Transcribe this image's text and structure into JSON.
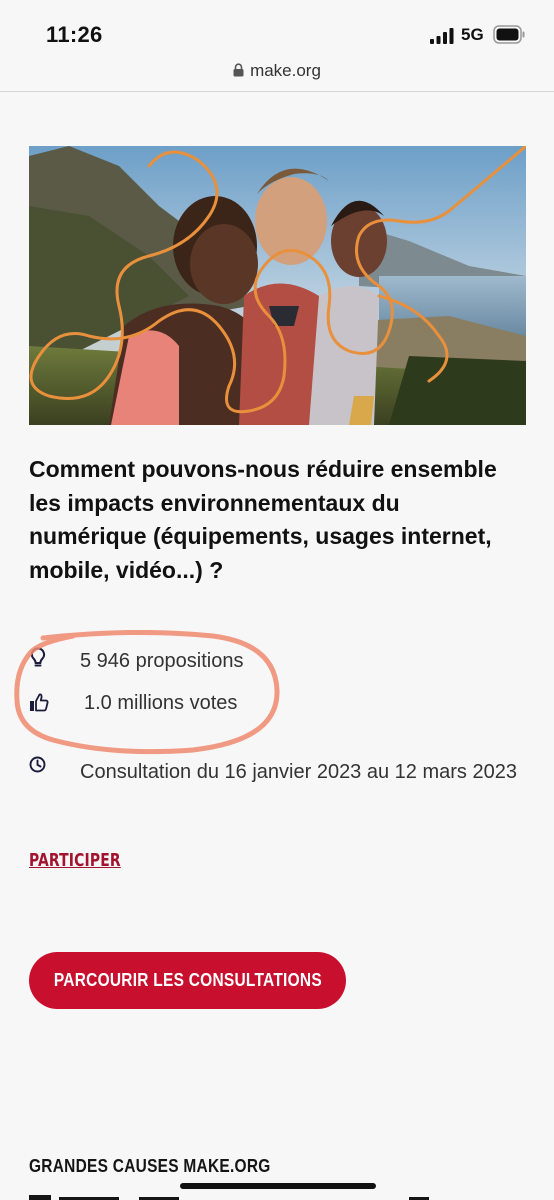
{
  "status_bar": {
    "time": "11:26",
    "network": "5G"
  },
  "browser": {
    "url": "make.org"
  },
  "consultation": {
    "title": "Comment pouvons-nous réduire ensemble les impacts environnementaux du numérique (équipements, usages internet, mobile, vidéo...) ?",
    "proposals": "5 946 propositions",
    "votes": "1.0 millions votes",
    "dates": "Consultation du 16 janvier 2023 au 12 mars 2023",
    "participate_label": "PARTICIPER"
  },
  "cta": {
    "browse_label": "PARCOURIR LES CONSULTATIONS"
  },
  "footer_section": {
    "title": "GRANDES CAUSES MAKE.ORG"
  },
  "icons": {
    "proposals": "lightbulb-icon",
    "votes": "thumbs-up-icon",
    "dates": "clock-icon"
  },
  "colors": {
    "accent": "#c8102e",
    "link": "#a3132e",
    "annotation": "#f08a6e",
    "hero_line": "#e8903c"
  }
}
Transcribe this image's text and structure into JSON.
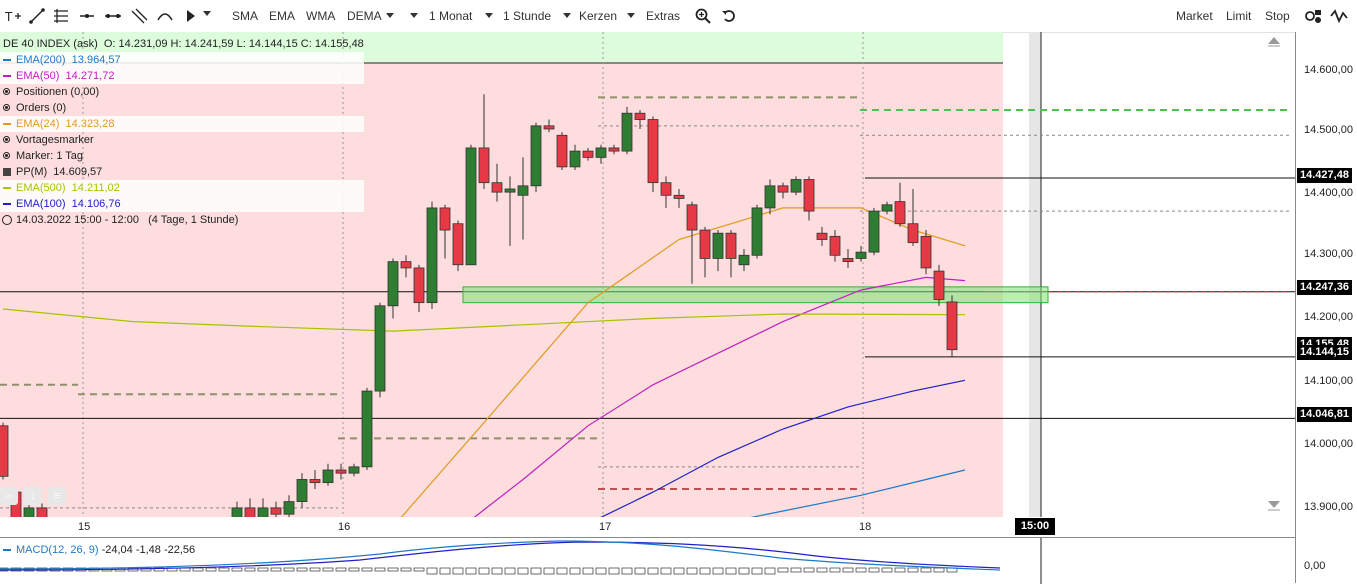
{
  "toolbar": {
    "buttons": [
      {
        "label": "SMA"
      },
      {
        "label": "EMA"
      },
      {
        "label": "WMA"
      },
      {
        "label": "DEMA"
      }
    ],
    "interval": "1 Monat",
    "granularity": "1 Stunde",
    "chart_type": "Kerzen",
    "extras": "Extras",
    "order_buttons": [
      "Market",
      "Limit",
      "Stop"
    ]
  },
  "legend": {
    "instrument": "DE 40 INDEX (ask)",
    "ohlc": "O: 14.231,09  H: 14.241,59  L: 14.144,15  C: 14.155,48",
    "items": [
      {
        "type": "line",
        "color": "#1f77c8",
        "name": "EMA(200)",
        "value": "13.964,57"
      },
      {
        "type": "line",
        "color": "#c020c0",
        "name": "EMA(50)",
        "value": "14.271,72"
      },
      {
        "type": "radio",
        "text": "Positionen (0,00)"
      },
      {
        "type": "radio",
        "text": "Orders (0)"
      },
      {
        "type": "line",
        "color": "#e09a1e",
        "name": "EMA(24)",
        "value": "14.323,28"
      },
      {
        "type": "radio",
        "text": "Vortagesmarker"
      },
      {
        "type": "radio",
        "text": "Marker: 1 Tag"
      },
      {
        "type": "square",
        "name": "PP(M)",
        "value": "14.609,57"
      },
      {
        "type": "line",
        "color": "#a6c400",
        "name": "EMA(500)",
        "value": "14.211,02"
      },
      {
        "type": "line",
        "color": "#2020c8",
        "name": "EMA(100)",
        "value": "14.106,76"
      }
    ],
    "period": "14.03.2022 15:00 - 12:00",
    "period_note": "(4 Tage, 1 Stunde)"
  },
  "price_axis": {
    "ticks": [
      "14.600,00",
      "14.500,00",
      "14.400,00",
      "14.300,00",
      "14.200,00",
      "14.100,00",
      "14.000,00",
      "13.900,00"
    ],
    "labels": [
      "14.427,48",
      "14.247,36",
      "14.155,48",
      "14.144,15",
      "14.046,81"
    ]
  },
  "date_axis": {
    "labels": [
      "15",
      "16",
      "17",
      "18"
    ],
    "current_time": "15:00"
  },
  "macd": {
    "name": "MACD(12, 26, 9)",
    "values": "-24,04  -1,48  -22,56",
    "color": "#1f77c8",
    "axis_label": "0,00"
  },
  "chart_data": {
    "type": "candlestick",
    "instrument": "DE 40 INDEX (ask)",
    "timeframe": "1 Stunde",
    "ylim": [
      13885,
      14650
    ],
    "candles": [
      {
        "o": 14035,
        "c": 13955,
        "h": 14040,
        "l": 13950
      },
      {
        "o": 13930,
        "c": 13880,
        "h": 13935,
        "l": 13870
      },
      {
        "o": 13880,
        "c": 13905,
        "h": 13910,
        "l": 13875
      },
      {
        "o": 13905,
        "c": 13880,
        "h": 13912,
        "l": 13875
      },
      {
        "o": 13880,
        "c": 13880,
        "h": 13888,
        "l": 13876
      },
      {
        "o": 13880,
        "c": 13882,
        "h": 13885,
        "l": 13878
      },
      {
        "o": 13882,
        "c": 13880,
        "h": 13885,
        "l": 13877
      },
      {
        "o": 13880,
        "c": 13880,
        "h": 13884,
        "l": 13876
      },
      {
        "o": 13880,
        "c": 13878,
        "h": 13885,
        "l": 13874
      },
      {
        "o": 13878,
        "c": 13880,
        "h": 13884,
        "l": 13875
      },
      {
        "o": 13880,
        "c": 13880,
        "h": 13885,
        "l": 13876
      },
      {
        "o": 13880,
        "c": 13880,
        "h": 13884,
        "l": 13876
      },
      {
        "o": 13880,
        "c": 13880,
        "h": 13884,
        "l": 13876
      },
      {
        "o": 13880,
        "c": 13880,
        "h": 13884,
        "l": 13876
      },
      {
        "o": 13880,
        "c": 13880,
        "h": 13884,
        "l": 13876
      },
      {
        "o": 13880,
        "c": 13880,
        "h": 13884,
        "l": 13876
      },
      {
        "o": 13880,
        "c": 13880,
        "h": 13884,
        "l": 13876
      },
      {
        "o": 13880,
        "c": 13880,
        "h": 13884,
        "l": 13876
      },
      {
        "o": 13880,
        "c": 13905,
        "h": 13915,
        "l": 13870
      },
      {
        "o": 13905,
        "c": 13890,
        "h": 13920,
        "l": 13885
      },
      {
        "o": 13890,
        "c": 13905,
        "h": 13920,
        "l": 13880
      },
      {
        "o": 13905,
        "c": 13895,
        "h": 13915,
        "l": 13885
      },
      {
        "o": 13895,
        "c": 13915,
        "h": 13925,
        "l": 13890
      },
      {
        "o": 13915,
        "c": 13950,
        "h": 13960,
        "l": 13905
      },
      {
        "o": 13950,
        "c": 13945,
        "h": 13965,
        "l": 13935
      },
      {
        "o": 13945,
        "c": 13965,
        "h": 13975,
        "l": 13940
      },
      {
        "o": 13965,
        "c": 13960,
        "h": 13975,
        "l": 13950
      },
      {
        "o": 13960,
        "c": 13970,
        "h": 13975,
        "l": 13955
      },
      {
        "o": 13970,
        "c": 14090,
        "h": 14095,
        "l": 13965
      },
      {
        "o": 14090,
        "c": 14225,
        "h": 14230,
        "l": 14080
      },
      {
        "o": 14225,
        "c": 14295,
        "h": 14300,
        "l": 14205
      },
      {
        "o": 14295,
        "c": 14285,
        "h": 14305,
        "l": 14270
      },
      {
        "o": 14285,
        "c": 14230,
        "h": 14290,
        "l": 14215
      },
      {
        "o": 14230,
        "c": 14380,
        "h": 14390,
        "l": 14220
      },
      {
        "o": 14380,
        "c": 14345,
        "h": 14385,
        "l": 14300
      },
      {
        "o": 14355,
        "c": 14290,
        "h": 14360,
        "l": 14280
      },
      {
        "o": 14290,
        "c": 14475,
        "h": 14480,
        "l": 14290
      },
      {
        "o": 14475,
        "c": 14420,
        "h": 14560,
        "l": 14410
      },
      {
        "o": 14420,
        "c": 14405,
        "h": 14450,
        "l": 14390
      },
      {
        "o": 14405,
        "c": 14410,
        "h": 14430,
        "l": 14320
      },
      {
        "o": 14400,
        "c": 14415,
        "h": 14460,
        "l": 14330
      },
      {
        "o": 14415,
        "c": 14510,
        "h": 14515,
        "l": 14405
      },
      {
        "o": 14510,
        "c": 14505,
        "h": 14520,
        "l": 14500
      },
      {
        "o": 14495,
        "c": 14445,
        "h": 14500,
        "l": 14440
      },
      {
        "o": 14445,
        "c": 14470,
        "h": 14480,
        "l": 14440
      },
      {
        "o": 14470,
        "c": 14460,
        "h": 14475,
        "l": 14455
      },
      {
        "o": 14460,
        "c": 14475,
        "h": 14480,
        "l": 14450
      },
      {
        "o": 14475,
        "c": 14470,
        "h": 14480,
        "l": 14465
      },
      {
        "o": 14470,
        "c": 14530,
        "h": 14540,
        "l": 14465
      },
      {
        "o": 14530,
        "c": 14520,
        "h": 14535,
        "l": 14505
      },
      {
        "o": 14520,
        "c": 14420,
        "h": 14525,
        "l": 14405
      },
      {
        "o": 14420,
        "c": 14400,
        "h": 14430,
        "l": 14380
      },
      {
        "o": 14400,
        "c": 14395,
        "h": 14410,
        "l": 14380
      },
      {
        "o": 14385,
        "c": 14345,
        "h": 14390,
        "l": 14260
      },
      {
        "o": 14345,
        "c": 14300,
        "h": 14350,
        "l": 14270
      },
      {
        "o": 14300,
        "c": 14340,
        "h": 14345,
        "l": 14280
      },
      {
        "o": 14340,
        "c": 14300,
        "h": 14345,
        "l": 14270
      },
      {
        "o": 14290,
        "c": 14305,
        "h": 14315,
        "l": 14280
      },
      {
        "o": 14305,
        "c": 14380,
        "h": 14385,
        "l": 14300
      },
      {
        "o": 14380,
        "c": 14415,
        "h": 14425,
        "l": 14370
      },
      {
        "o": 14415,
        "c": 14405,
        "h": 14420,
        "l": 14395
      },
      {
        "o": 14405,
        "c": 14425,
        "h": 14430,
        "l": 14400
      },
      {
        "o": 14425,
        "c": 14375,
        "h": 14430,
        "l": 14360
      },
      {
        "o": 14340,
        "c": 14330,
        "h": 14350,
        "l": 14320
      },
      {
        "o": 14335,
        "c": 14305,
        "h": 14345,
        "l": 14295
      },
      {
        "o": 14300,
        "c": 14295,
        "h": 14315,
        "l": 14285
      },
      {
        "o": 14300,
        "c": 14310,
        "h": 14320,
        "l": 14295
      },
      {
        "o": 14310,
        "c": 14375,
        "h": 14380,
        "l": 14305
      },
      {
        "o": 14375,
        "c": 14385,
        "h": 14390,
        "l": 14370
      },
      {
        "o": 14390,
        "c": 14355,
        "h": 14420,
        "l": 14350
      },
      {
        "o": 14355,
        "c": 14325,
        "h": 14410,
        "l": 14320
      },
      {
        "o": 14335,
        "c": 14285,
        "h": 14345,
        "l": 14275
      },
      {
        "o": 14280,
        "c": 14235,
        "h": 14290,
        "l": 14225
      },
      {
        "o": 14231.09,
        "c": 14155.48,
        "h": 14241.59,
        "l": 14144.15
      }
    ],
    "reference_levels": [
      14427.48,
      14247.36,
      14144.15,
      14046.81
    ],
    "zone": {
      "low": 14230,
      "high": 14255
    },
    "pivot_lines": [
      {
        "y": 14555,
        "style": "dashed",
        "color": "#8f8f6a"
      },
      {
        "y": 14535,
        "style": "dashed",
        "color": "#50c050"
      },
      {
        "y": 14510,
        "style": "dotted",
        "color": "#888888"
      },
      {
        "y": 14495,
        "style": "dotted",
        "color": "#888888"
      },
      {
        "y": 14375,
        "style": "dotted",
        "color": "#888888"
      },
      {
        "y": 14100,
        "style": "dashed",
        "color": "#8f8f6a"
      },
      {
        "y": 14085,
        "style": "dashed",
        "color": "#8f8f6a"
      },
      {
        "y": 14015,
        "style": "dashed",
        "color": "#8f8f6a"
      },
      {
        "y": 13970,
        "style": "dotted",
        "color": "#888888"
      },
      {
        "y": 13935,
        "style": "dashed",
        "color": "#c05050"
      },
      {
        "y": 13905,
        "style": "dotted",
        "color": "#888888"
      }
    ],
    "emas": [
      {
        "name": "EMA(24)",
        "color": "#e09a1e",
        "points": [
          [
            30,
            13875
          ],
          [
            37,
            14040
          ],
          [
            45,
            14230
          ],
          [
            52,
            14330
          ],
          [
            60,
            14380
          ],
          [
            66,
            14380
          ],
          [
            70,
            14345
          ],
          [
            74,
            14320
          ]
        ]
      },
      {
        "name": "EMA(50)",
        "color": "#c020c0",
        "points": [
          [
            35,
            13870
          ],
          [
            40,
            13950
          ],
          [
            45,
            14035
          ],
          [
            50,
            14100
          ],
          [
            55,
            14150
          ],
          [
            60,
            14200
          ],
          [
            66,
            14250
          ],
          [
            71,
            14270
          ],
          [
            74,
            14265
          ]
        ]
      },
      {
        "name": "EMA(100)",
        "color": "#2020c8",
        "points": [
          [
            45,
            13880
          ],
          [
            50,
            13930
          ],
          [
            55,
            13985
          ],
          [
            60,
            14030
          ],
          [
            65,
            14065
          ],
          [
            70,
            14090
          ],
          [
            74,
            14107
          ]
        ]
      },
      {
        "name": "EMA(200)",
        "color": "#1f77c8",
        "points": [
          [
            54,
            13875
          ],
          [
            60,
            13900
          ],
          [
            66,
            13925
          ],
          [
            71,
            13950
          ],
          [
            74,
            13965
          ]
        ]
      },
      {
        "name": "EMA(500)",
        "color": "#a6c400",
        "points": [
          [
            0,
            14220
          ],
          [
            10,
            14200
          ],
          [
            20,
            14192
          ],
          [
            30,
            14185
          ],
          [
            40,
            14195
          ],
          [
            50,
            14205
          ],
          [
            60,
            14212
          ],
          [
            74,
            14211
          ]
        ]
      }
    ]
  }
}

REQUIRED TASK » Collect the lines that hold "votes".

OUTPUT OF THE TASK »
    "votes": "1.0 millions votes",
    "votes": "thumbs-up-icon",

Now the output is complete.